• [Exercise directions]: Transcribe all of the material exactly. Any picture in it should be left out.

start

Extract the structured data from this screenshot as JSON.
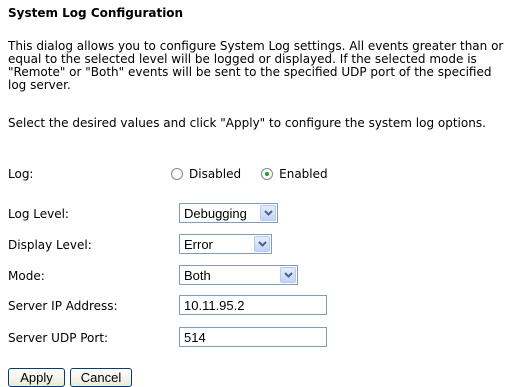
{
  "page": {
    "title": "System Log Configuration",
    "intro": "This dialog allows you to configure System Log settings. All events greater than or equal to the selected level will be logged or displayed. If the selected mode is \"Remote\" or \"Both\" events will be sent to the specified UDP port of the specified log server.",
    "instruction": "Select the desired values and click \"Apply\" to configure the system log options."
  },
  "log": {
    "label": "Log:",
    "options": [
      "Disabled",
      "Enabled"
    ],
    "selected": "Enabled"
  },
  "log_level": {
    "label": "Log Level:",
    "value": "Debugging"
  },
  "display_level": {
    "label": "Display Level:",
    "value": "Error"
  },
  "mode": {
    "label": "Mode:",
    "value": "Both"
  },
  "server_ip": {
    "label": "Server IP Address:",
    "value": "10.11.95.2"
  },
  "server_port": {
    "label": "Server UDP Port:",
    "value": "514"
  },
  "buttons": {
    "apply": "Apply",
    "cancel": "Cancel"
  },
  "icons": {
    "dropdown": "chevron-down-icon",
    "accent": "#20a020"
  }
}
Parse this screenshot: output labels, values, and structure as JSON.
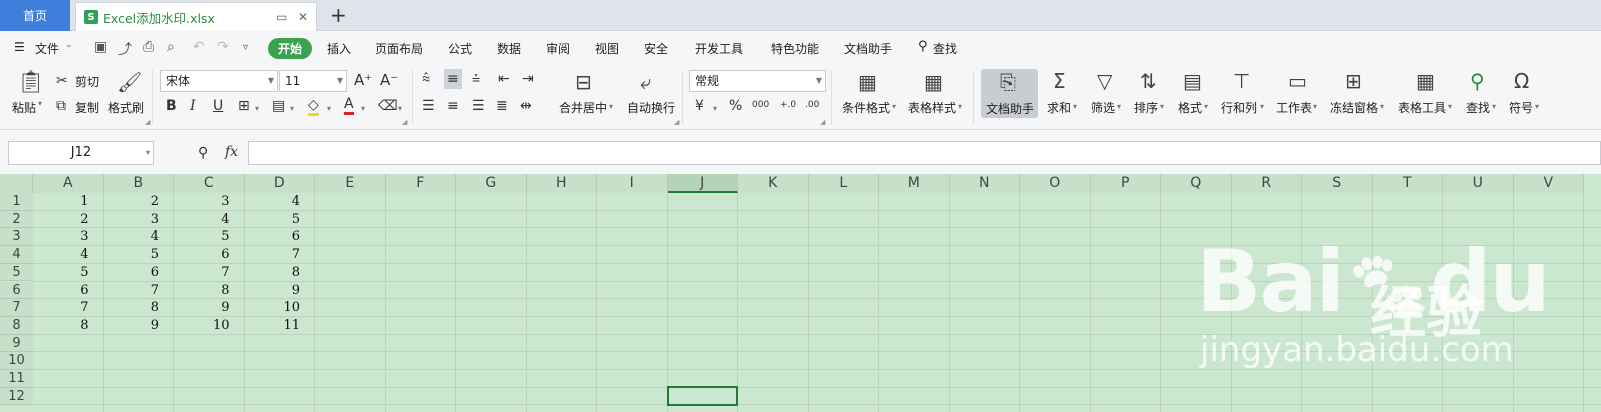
{
  "tabs": {
    "home": "首页",
    "file_name": "Excel添加水印.xlsx",
    "new_tab": "+"
  },
  "menu": {
    "file": "文件",
    "items": [
      "开始",
      "插入",
      "页面布局",
      "公式",
      "数据",
      "审阅",
      "视图",
      "安全",
      "开发工具",
      "特色功能",
      "文档助手"
    ],
    "search": "查找"
  },
  "ribbon": {
    "paste": "粘贴",
    "cut": "剪切",
    "copy": "复制",
    "format_painter": "格式刷",
    "font_name": "宋体",
    "font_size": "11",
    "merge_center": "合并居中",
    "wrap_text": "自动换行",
    "number_format": "常规",
    "cond_format": "条件格式",
    "table_style": "表格样式",
    "doc_helper": "文档助手",
    "sum": "求和",
    "filter": "筛选",
    "sort": "排序",
    "format": "格式",
    "row_col": "行和列",
    "worksheet": "工作表",
    "freeze": "冻结窗格",
    "table_tools": "表格工具",
    "find": "查找",
    "symbol": "符号",
    "thousands": "000",
    "inc_decimal": "+.0",
    "dec_decimal": ".00"
  },
  "formula_bar": {
    "name_box": "J12",
    "fx": "fx",
    "formula": ""
  },
  "sheet": {
    "columns": [
      "A",
      "B",
      "C",
      "D",
      "E",
      "F",
      "G",
      "H",
      "I",
      "J",
      "K",
      "L",
      "M",
      "N",
      "O",
      "P",
      "Q",
      "R",
      "S",
      "T",
      "U",
      "V"
    ],
    "rows": [
      "1",
      "2",
      "3",
      "4",
      "5",
      "6",
      "7",
      "8",
      "9",
      "10",
      "11",
      "12"
    ],
    "data": [
      [
        "1",
        "2",
        "3",
        "4"
      ],
      [
        "2",
        "3",
        "4",
        "5"
      ],
      [
        "3",
        "4",
        "5",
        "6"
      ],
      [
        "4",
        "5",
        "6",
        "7"
      ],
      [
        "5",
        "6",
        "7",
        "8"
      ],
      [
        "6",
        "7",
        "8",
        "9"
      ],
      [
        "7",
        "8",
        "9",
        "10"
      ],
      [
        "8",
        "9",
        "10",
        "11"
      ]
    ],
    "selected_cell": "J12",
    "background_color": "#cce7d0"
  },
  "watermark": {
    "logo_text": "Bai",
    "logo_text2": "du",
    "cn_text": "经验",
    "url_text": "jingyan.baidu.com"
  }
}
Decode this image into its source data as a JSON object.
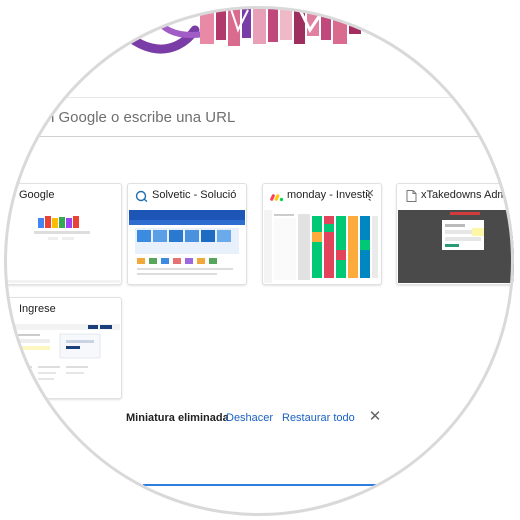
{
  "search": {
    "placeholder": "n Google o escribe una URL"
  },
  "tiles": [
    {
      "title": "Google",
      "favicon": "none"
    },
    {
      "title": "Solvetic - Solución ...",
      "favicon": "solvetic-icon"
    },
    {
      "title": "monday - Investigati...",
      "favicon": "monday-icon"
    },
    {
      "title": "xTakedowns Admin",
      "favicon": "page-icon"
    },
    {
      "title": "Ingrese",
      "favicon": "none"
    }
  ],
  "notification": {
    "message": "Miniatura eliminada",
    "undo": "Deshacer",
    "restore_all": "Restaurar todo"
  },
  "colors": {
    "link": "#1a62c2",
    "accent_line": "#2f7de1"
  }
}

end

• [Response to this exercise]:
Extract the structured data from this screenshot as JSON.
{
  "page": {
    "title": "System Log Configuration",
    "intro": "This dialog allows you to configure System Log settings. All events greater than or equal to the selected level will be logged or displayed. If the selected mode is \"Remote\" or \"Both\" events will be sent to the specified UDP port of the specified log server.",
    "instruction": "Select the desired values and click \"Apply\" to configure the system log options."
  },
  "log": {
    "label": "Log:",
    "options": [
      "Disabled",
      "Enabled"
    ],
    "selected": "Enabled"
  },
  "log_level": {
    "label": "Log Level:",
    "value": "Debugging"
  },
  "display_level": {
    "label": "Display Level:",
    "value": "Error"
  },
  "mode": {
    "label": "Mode:",
    "value": "Both"
  },
  "server_ip": {
    "label": "Server IP Address:",
    "value": "10.11.95.2"
  },
  "server_port": {
    "label": "Server UDP Port:",
    "value": "514"
  },
  "buttons": {
    "apply": "Apply",
    "cancel": "Cancel"
  },
  "icons": {
    "dropdown": "chevron-down-icon",
    "accent": "#20a020"
  }
}
Parse this screenshot: output labels, values, and structure as JSON.
{
  "tabs": {
    "home": "首页",
    "file_name": "Excel添加水印.xlsx",
    "new_tab": "+"
  },
  "menu": {
    "file": "文件",
    "items": [
      "开始",
      "插入",
      "页面布局",
      "公式",
      "数据",
      "审阅",
      "视图",
      "安全",
      "开发工具",
      "特色功能",
      "文档助手"
    ],
    "search": "查找"
  },
  "ribbon": {
    "paste": "粘贴",
    "cut": "剪切",
    "copy": "复制",
    "format_painter": "格式刷",
    "font_name": "宋体",
    "font_size": "11",
    "merge_center": "合并居中",
    "wrap_text": "自动换行",
    "number_format": "常规",
    "cond_format": "条件格式",
    "table_style": "表格样式",
    "doc_helper": "文档助手",
    "sum": "求和",
    "filter": "筛选",
    "sort": "排序",
    "format": "格式",
    "row_col": "行和列",
    "worksheet": "工作表",
    "freeze": "冻结窗格",
    "table_tools": "表格工具",
    "find": "查找",
    "symbol": "符号",
    "thousands": "000",
    "inc_decimal": "+.0",
    "dec_decimal": ".00"
  },
  "formula_bar": {
    "name_box": "J12",
    "fx": "fx",
    "formula": ""
  },
  "sheet": {
    "columns": [
      "A",
      "B",
      "C",
      "D",
      "E",
      "F",
      "G",
      "H",
      "I",
      "J",
      "K",
      "L",
      "M",
      "N",
      "O",
      "P",
      "Q",
      "R",
      "S",
      "T",
      "U",
      "V"
    ],
    "rows": [
      "1",
      "2",
      "3",
      "4",
      "5",
      "6",
      "7",
      "8",
      "9",
      "10",
      "11",
      "12"
    ],
    "data": [
      [
        "1",
        "2",
        "3",
        "4"
      ],
      [
        "2",
        "3",
        "4",
        "5"
      ],
      [
        "3",
        "4",
        "5",
        "6"
      ],
      [
        "4",
        "5",
        "6",
        "7"
      ],
      [
        "5",
        "6",
        "7",
        "8"
      ],
      [
        "6",
        "7",
        "8",
        "9"
      ],
      [
        "7",
        "8",
        "9",
        "10"
      ],
      [
        "8",
        "9",
        "10",
        "11"
      ]
    ],
    "selected_cell": "J12",
    "background_color": "#cce7d0"
  },
  "watermark": {
    "logo_text": "Bai",
    "logo_text2": "du",
    "cn_text": "经验",
    "url_text": "jingyan.baidu.com"
  }
}
Decode this image into its source data as a JSON object.
{
  "search": {
    "placeholder": "n Google o escribe una URL"
  },
  "tiles": [
    {
      "title": "Google",
      "favicon": "none"
    },
    {
      "title": "Solvetic - Solución ...",
      "favicon": "solvetic-icon"
    },
    {
      "title": "monday - Investigati...",
      "favicon": "monday-icon"
    },
    {
      "title": "xTakedowns Admin",
      "favicon": "page-icon"
    },
    {
      "title": "Ingrese",
      "favicon": "none"
    }
  ],
  "notification": {
    "message": "Miniatura eliminada",
    "undo": "Deshacer",
    "restore_all": "Restaurar todo"
  },
  "colors": {
    "link": "#1a62c2",
    "accent_line": "#2f7de1"
  }
}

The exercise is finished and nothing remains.